[WHAT TO WORK ON] All of the material below is to be restated word for word, apart from the pictures.

[TASK MATERIAL]
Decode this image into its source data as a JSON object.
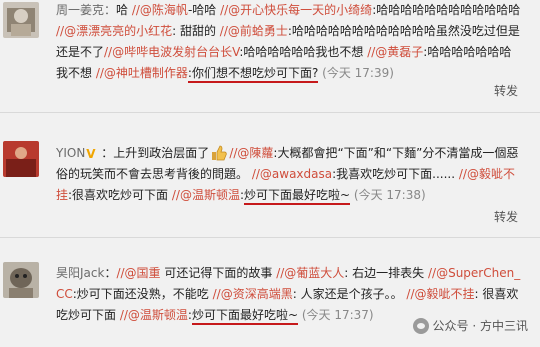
{
  "posts": [
    {
      "user": "周一姜克：",
      "segments": [
        {
          "t": "哈 ",
          "c": "plain"
        },
        {
          "t": "//@陈海帆",
          "c": "mention"
        },
        {
          "t": "-哈哈 ",
          "c": "plain"
        },
        {
          "t": "//@开心快乐每一天的小绮绮",
          "c": "mention"
        },
        {
          "t": ":哈哈哈哈哈哈哈哈哈哈哈哈 ",
          "c": "plain"
        },
        {
          "t": "//@漂漂亮亮的小红花",
          "c": "mention"
        },
        {
          "t": ": 甜甜的 ",
          "c": "plain"
        },
        {
          "t": "//@前蛤勇士",
          "c": "mention"
        },
        {
          "t": ":哈哈哈哈哈哈哈哈哈哈哈哈虽然没吃过但是还是不了",
          "c": "plain"
        },
        {
          "t": "//@哔哔电波发射台台长V",
          "c": "mention"
        },
        {
          "t": ":哈哈哈哈哈哈我也不想 ",
          "c": "plain"
        },
        {
          "t": "//@黄磊子",
          "c": "mention"
        },
        {
          "t": ":哈哈哈哈哈哈哈我不想 ",
          "c": "plain"
        },
        {
          "t": "//@神吐槽制作器",
          "c": "mention"
        },
        {
          "t": ":你们想不想吃炒可下面?",
          "c": "plain",
          "u": true
        },
        {
          "t": " (今天 17:39)",
          "c": "time"
        }
      ],
      "repost": "转发"
    },
    {
      "user": "YION",
      "segments": [
        {
          "t": "：上升到政治层面了",
          "c": "plain"
        },
        {
          "t": "//@陳蘿",
          "c": "mention"
        },
        {
          "t": ":大概都會把“下面”和“下麵”分不清當成一個惡俗的玩笑而不會去思考背後的問題。 ",
          "c": "plain"
        },
        {
          "t": "//@awaxdasa",
          "c": "mention"
        },
        {
          "t": ":我喜欢吃炒可下面...... ",
          "c": "plain"
        },
        {
          "t": "//@毅呲不挂",
          "c": "mention"
        },
        {
          "t": ":很喜欢吃炒可下面 ",
          "c": "plain"
        },
        {
          "t": "//@温斯顿温",
          "c": "mention"
        },
        {
          "t": ":",
          "c": "plain"
        },
        {
          "t": "炒可下面最好吃啦~",
          "c": "plain",
          "u": true
        },
        {
          "t": " (今天 17:38)",
          "c": "time"
        }
      ],
      "repost": "转发"
    },
    {
      "user": "昊阳Jack",
      "segments": [
        {
          "t": "：",
          "c": "plain"
        },
        {
          "t": "//@国重",
          "c": "mention"
        },
        {
          "t": " 可还记得下面的故事 ",
          "c": "plain"
        },
        {
          "t": "//@葡蓝大人",
          "c": "mention"
        },
        {
          "t": ": 右边一排表失 ",
          "c": "plain"
        },
        {
          "t": "//@SuperChen_CC",
          "c": "mention"
        },
        {
          "t": ":炒可下面还没熟，不能吃 ",
          "c": "plain"
        },
        {
          "t": "//@资深高端黑",
          "c": "mention"
        },
        {
          "t": ": 人家还是个孩子。。 ",
          "c": "plain"
        },
        {
          "t": "//@毅呲不挂",
          "c": "mention"
        },
        {
          "t": ": 很喜欢吃炒可下面 ",
          "c": "plain"
        },
        {
          "t": "//@温斯顿温",
          "c": "mention"
        },
        {
          "t": ":",
          "c": "plain"
        },
        {
          "t": "炒可下面最好吃啦~",
          "c": "plain",
          "u": true
        },
        {
          "t": " (今天 17:37)",
          "c": "time"
        }
      ],
      "repost": ""
    }
  ],
  "watermark": "公众号 · 方中三讯",
  "colors": {
    "mention": "#cf4d3b",
    "underline": "#c6191b",
    "background": "#f1f1f1"
  }
}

[SOLUTION]
Decode this image into its source data as a JSON object.
{
  "posts": [
    {
      "user": "周一姜克：",
      "segments": [
        {
          "t": "哈 ",
          "c": "plain"
        },
        {
          "t": "//@陈海帆",
          "c": "mention"
        },
        {
          "t": "-哈哈 ",
          "c": "plain"
        },
        {
          "t": "//@开心快乐每一天的小绮绮",
          "c": "mention"
        },
        {
          "t": ":哈哈哈哈哈哈哈哈哈哈哈哈 ",
          "c": "plain"
        },
        {
          "t": "//@漂漂亮亮的小红花",
          "c": "mention"
        },
        {
          "t": ": 甜甜的 ",
          "c": "plain"
        },
        {
          "t": "//@前蛤勇士",
          "c": "mention"
        },
        {
          "t": ":哈哈哈哈哈哈哈哈哈哈哈哈虽然没吃过但是还是不了",
          "c": "plain"
        },
        {
          "t": "//@哔哔电波发射台台长V",
          "c": "mention"
        },
        {
          "t": ":哈哈哈哈哈哈我也不想 ",
          "c": "plain"
        },
        {
          "t": "//@黄磊子",
          "c": "mention"
        },
        {
          "t": ":哈哈哈哈哈哈哈我不想 ",
          "c": "plain"
        },
        {
          "t": "//@神吐槽制作器",
          "c": "mention"
        },
        {
          "t": ":你们想不想吃炒可下面?",
          "c": "plain",
          "u": true
        },
        {
          "t": " (今天 17:39)",
          "c": "time"
        }
      ],
      "repost": "转发"
    },
    {
      "user": "YION",
      "segments": [
        {
          "t": "：上升到政治层面了",
          "c": "plain"
        },
        {
          "t": "//@陳蘿",
          "c": "mention"
        },
        {
          "t": ":大概都會把“下面”和“下麵”分不清當成一個惡俗的玩笑而不會去思考背後的問題。 ",
          "c": "plain"
        },
        {
          "t": "//@awaxdasa",
          "c": "mention"
        },
        {
          "t": ":我喜欢吃炒可下面...... ",
          "c": "plain"
        },
        {
          "t": "//@毅呲不挂",
          "c": "mention"
        },
        {
          "t": ":很喜欢吃炒可下面 ",
          "c": "plain"
        },
        {
          "t": "//@温斯顿温",
          "c": "mention"
        },
        {
          "t": ":",
          "c": "plain"
        },
        {
          "t": "炒可下面最好吃啦~",
          "c": "plain",
          "u": true
        },
        {
          "t": " (今天 17:38)",
          "c": "time"
        }
      ],
      "repost": "转发"
    },
    {
      "user": "昊阳Jack",
      "segments": [
        {
          "t": "：",
          "c": "plain"
        },
        {
          "t": "//@国重",
          "c": "mention"
        },
        {
          "t": " 可还记得下面的故事 ",
          "c": "plain"
        },
        {
          "t": "//@葡蓝大人",
          "c": "mention"
        },
        {
          "t": ": 右边一排表失 ",
          "c": "plain"
        },
        {
          "t": "//@SuperChen_CC",
          "c": "mention"
        },
        {
          "t": ":炒可下面还没熟，不能吃 ",
          "c": "plain"
        },
        {
          "t": "//@资深高端黑",
          "c": "mention"
        },
        {
          "t": ": 人家还是个孩子。。 ",
          "c": "plain"
        },
        {
          "t": "//@毅呲不挂",
          "c": "mention"
        },
        {
          "t": ": 很喜欢吃炒可下面 ",
          "c": "plain"
        },
        {
          "t": "//@温斯顿温",
          "c": "mention"
        },
        {
          "t": ":",
          "c": "plain"
        },
        {
          "t": "炒可下面最好吃啦~",
          "c": "plain",
          "u": true
        },
        {
          "t": " (今天 17:37)",
          "c": "time"
        }
      ],
      "repost": ""
    }
  ],
  "watermark": "公众号 · 方中三讯",
  "colors": {
    "mention": "#cf4d3b",
    "underline": "#c6191b",
    "background": "#f1f1f1"
  }
}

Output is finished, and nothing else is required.